Check each line of the listing, and copy it if it contains the word "this".
-- begin --
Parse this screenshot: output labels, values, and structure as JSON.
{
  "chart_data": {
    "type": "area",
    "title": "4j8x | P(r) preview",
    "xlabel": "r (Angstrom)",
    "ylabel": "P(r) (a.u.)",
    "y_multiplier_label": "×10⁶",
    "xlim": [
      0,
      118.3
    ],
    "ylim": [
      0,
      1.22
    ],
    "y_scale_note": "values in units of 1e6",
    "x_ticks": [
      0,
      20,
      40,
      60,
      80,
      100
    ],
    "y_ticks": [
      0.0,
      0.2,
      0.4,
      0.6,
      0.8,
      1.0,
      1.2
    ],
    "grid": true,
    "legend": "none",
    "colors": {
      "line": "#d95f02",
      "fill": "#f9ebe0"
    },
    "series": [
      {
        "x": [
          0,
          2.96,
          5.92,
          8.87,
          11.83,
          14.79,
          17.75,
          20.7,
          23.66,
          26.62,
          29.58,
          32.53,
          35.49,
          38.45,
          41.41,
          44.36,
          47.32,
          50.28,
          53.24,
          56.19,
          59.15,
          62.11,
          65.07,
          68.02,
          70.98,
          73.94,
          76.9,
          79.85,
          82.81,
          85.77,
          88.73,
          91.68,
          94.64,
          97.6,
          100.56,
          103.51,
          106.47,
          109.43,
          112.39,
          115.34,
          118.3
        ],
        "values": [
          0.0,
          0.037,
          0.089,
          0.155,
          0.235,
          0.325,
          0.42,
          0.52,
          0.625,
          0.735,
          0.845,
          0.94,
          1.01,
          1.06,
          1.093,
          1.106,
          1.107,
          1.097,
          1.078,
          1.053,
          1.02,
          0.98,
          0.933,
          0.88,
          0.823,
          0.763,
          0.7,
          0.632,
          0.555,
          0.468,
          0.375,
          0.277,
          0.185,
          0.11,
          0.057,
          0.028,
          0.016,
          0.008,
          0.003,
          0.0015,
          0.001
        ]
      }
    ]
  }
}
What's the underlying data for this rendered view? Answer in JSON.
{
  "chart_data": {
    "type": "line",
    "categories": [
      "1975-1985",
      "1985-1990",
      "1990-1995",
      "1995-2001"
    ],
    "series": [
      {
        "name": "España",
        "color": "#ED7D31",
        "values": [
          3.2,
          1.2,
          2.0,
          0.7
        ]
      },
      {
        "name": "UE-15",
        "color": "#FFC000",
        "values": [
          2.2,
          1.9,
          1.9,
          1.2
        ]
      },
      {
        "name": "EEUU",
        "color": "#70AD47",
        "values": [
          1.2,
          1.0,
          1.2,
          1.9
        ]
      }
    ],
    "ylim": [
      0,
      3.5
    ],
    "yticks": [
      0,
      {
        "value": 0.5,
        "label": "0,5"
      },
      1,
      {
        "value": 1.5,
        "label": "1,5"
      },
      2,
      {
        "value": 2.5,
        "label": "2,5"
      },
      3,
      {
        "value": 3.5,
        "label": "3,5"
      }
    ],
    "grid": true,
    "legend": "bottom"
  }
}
-- end --
• _Output of the exercise_
Parse this screenshot: output labels, values, and structure as JSON.
What's the underlying data for this rendered view? Answer in JSON.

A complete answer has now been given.